Stored records:
** begin **

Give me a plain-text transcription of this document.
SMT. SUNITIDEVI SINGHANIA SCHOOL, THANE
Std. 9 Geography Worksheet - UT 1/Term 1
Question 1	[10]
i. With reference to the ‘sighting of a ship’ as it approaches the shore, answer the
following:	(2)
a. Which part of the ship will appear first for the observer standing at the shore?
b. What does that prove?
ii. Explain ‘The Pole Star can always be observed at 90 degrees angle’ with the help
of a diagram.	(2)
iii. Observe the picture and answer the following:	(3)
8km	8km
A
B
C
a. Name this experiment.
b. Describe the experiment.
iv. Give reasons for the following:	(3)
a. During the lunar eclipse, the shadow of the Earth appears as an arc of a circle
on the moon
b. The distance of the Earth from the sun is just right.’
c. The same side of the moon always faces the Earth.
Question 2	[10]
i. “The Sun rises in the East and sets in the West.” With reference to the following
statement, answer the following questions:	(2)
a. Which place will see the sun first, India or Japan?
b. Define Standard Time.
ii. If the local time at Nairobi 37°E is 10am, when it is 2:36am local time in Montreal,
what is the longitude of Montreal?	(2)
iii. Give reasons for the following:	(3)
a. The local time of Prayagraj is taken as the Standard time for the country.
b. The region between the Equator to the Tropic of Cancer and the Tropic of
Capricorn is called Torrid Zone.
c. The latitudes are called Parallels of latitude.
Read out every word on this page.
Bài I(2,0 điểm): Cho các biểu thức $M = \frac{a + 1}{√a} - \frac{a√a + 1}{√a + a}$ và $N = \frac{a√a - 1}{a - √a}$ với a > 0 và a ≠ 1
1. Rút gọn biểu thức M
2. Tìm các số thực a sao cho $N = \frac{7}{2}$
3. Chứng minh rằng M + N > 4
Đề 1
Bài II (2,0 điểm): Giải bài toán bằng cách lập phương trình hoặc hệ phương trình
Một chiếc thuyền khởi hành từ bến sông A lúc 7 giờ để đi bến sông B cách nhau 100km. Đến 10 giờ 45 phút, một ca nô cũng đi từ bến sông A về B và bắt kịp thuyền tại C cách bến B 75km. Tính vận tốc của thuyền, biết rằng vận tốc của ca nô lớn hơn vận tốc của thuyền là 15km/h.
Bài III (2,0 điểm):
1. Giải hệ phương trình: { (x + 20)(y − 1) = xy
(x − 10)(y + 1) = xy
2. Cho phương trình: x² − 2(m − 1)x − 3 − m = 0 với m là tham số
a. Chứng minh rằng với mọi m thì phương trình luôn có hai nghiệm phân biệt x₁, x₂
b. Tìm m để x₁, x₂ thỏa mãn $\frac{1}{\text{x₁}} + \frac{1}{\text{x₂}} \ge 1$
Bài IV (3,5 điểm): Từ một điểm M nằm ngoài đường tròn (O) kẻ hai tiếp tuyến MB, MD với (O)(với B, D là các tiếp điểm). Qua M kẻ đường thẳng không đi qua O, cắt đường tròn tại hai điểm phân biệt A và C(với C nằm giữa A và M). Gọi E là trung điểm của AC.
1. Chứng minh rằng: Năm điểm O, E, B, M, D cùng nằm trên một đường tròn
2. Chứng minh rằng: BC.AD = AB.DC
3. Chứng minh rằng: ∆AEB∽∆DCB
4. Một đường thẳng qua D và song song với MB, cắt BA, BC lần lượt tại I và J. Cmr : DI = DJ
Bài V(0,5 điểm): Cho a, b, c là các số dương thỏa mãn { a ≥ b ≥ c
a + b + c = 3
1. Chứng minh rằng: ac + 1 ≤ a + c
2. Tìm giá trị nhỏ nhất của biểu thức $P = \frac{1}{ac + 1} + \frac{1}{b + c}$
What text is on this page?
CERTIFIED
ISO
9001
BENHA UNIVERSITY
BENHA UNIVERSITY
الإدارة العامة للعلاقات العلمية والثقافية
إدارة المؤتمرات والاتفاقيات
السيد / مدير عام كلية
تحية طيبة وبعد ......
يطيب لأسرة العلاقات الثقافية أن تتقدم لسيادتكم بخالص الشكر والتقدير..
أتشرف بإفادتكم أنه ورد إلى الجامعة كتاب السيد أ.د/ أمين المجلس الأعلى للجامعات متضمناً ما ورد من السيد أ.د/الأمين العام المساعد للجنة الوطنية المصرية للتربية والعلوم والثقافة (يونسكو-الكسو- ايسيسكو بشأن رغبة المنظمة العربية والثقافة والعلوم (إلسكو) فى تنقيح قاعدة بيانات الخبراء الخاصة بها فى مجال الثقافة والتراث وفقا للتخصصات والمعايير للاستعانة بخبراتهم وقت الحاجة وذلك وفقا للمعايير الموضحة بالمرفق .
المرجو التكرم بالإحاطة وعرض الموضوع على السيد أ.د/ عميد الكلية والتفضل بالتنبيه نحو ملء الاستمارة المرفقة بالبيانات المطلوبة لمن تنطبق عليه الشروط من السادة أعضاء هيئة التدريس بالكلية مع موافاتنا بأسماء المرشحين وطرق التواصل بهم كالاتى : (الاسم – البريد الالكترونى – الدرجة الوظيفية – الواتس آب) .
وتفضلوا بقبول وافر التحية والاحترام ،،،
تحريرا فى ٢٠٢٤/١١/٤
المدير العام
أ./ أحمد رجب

** end **

**Task prompt:** Write out every line of the data that holds the word "Earth".

**The reply:**
a. During the lunar eclipse, the shadow of the Earth appears as an arc of a circle
b. The distance of the Earth from the sun is just right.’
c. The same side of the moon always faces the Earth.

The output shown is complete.